EXTRACTED DATA:

____________________

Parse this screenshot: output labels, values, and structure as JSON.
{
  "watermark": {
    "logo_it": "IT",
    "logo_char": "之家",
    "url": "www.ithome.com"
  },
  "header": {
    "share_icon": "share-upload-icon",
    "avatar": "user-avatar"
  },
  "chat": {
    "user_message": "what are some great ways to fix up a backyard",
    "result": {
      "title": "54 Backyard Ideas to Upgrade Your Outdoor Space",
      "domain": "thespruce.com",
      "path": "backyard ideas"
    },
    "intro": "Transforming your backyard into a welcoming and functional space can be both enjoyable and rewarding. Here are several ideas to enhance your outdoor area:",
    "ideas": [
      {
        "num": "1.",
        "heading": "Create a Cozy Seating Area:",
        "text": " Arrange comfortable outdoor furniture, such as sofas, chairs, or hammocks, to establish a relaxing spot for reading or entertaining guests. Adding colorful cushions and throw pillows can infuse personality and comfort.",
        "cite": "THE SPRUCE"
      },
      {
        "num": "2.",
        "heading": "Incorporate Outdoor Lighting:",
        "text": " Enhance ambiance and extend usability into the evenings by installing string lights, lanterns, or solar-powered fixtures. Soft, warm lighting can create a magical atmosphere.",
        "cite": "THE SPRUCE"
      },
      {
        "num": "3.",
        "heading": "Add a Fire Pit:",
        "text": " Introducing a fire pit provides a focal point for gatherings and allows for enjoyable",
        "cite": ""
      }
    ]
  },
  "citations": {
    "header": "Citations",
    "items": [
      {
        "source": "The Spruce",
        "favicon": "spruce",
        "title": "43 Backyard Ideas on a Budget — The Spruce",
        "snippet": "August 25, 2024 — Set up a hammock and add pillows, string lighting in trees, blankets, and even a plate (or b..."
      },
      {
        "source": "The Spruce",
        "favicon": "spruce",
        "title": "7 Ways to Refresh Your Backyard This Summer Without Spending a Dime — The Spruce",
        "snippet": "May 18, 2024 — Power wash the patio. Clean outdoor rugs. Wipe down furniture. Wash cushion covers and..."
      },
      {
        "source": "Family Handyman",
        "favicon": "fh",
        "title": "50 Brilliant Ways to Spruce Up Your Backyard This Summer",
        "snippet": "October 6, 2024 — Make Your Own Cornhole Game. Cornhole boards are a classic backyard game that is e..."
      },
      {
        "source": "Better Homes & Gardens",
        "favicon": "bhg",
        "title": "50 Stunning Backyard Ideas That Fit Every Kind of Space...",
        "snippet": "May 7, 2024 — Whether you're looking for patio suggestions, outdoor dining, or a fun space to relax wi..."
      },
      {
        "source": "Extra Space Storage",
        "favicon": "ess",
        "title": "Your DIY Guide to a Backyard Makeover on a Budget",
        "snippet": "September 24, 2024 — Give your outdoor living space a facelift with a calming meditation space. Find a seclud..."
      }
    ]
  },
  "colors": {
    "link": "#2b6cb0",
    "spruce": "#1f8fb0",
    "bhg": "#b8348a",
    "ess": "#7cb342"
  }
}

____________________

PROBLEM REQUIREMENTS:
Of the lines in the listing above, how many hold the string "furniture"? Reply with the number only.

REPLY TO THE EXERCISE:
2